- OBJECTIVE -
Pick out every line holding the string "value" and copy it.

··········

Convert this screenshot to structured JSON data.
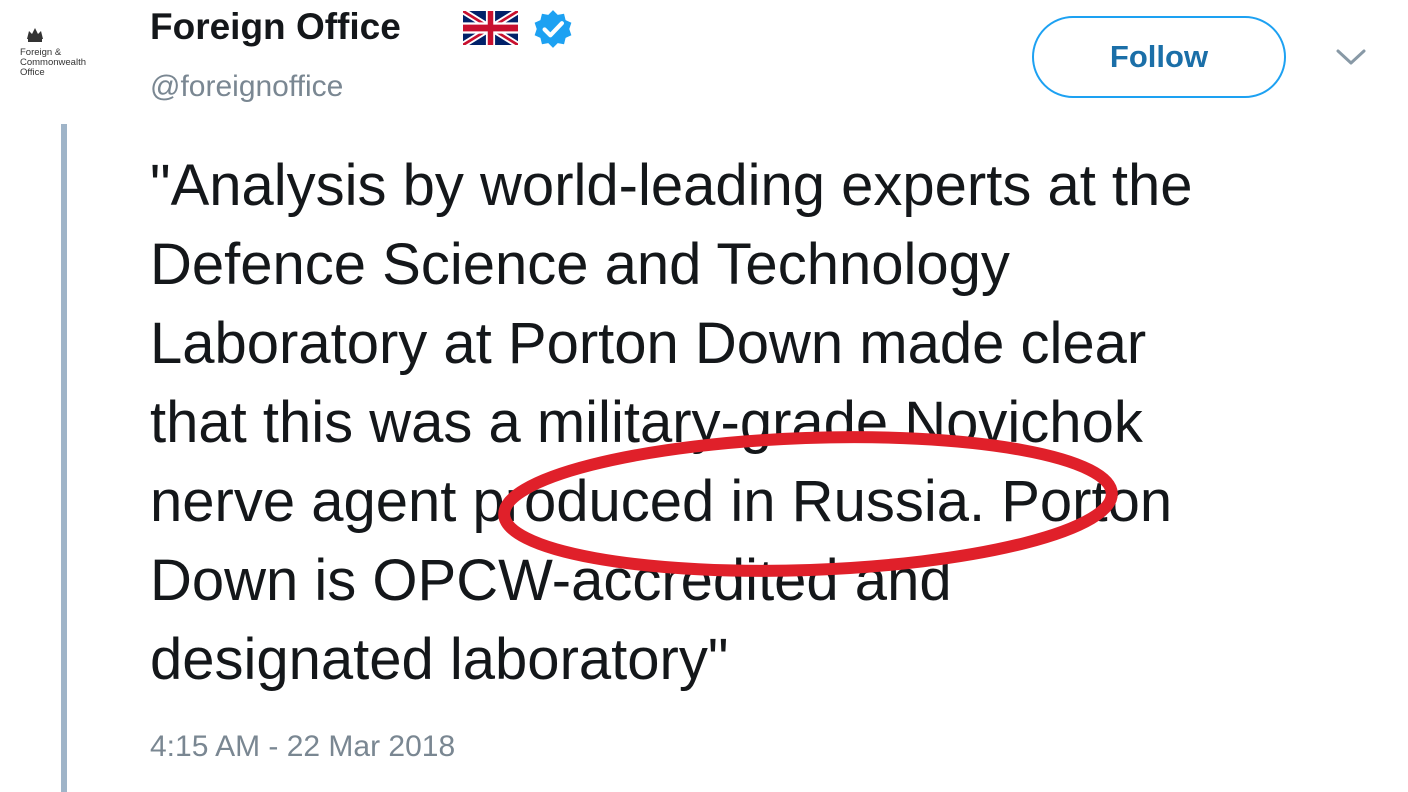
{
  "account": {
    "avatar_logo_text": "Foreign &\nCommonwealth\nOffice",
    "display_name": "Foreign Office",
    "handle": "@foreignoffice",
    "flag_icon": "uk-flag-icon",
    "verified_icon": "verified-badge-icon"
  },
  "actions": {
    "follow_label": "Follow",
    "menu_icon": "chevron-down-icon"
  },
  "tweet": {
    "lines": [
      "\"Analysis by world-leading experts at the",
      "Defence Science and Technology",
      "Laboratory at Porton Down made clear",
      "that this was a military-grade Novichok",
      "nerve agent produced in Russia. Porton",
      "Down is OPCW-accredited and",
      "designated laboratory\""
    ],
    "timestamp": "4:15 AM - 22 Mar 2018"
  },
  "annotation": {
    "highlight_color": "#e0202a"
  },
  "colors": {
    "text": "#14171a",
    "muted": "#7a8792",
    "accent": "#1da1f2",
    "thread_line": "#9fb4c8"
  }
}
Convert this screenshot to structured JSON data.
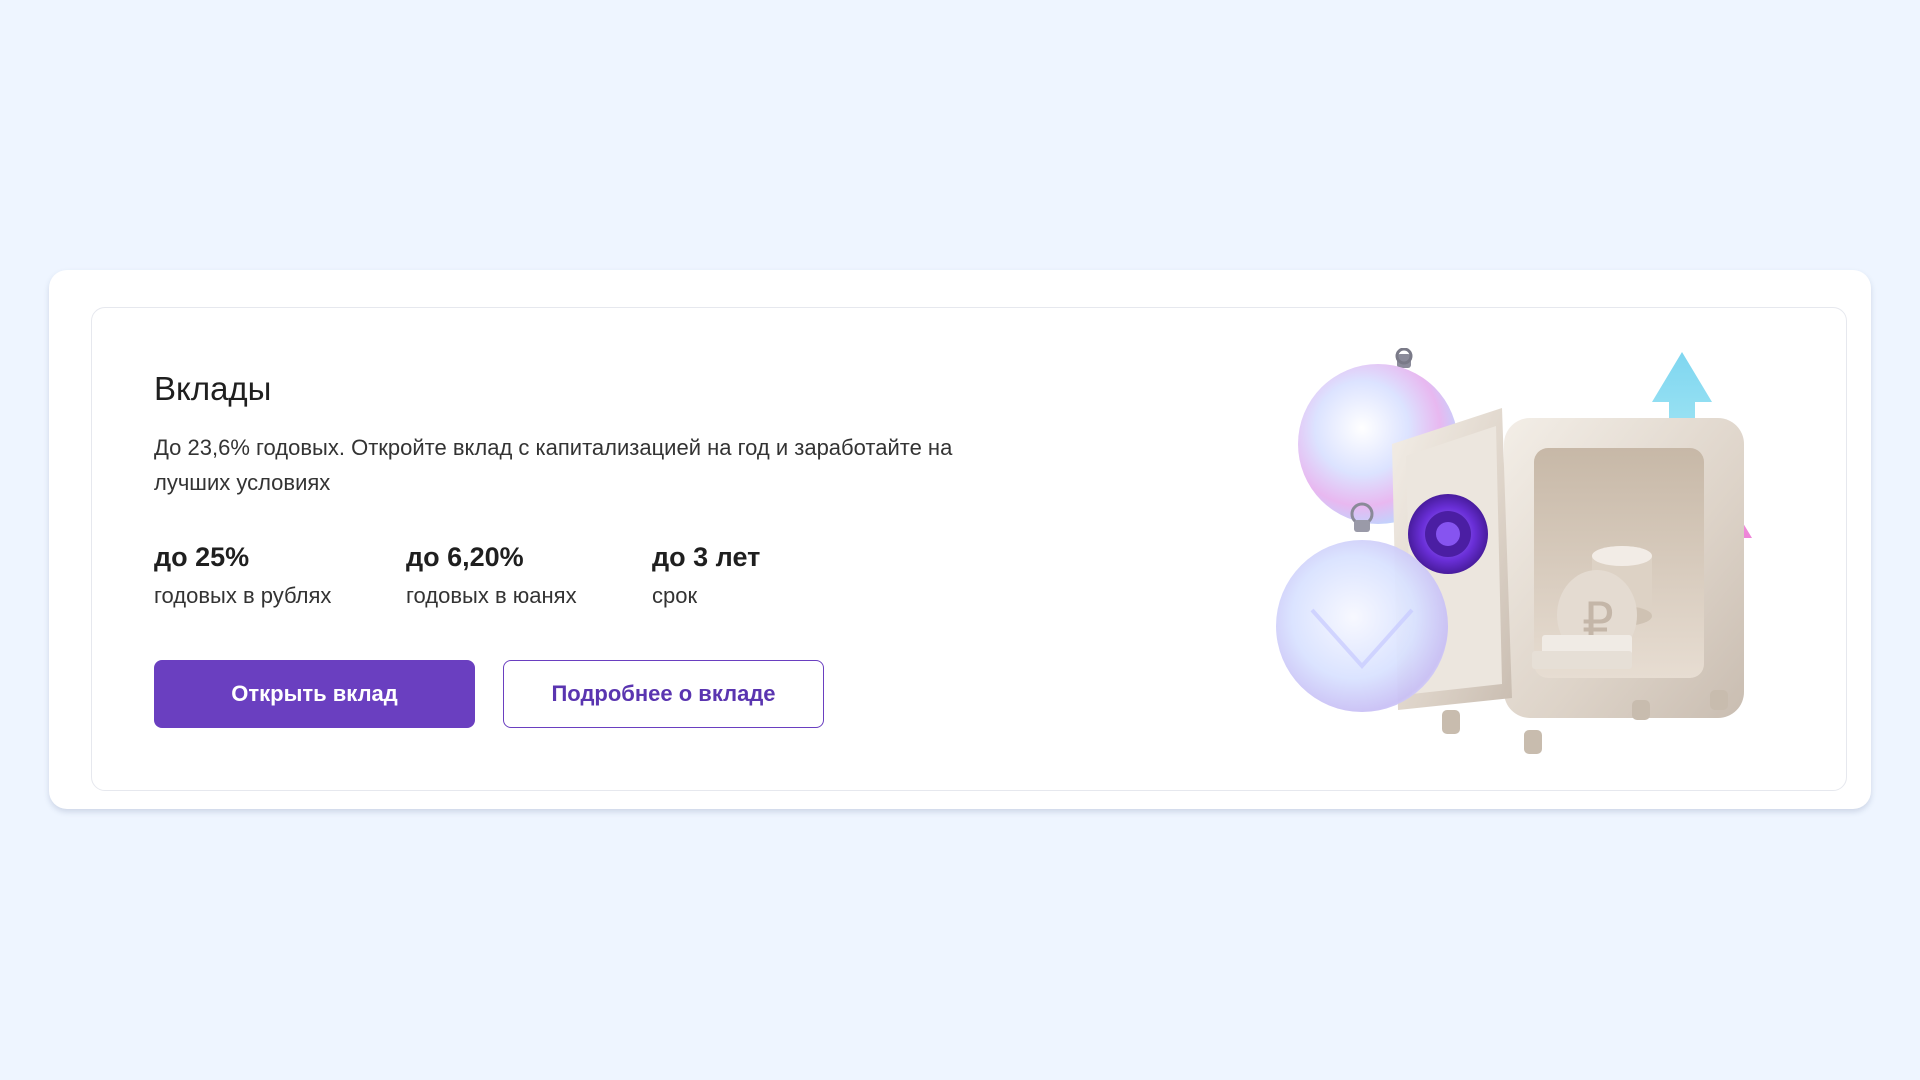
{
  "card": {
    "title": "Вклады",
    "description": "До 23,6% годовых. Откройте вклад с капитализацией на год и заработайте на лучших условиях",
    "stats": [
      {
        "value": "до 25%",
        "label": "годовых в рублях"
      },
      {
        "value": "до 6,20%",
        "label": "годовых в юанях"
      },
      {
        "value": "до 3 лет",
        "label": "срок"
      }
    ],
    "buttons": {
      "primary_label": "Открыть вклад",
      "secondary_label": "Подробнее о вкладе"
    },
    "illustration": {
      "icon": "safe-with-ornaments-and-arrows-icon"
    }
  },
  "colors": {
    "page_background": "#eef5ff",
    "accent": "#6a3fc0",
    "text": "#1f1f1f"
  }
}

··········

- TASK RESPONSE -
        "value": "до 25%",
        "value": "до 6,20%",
        "value": "до 3 лет",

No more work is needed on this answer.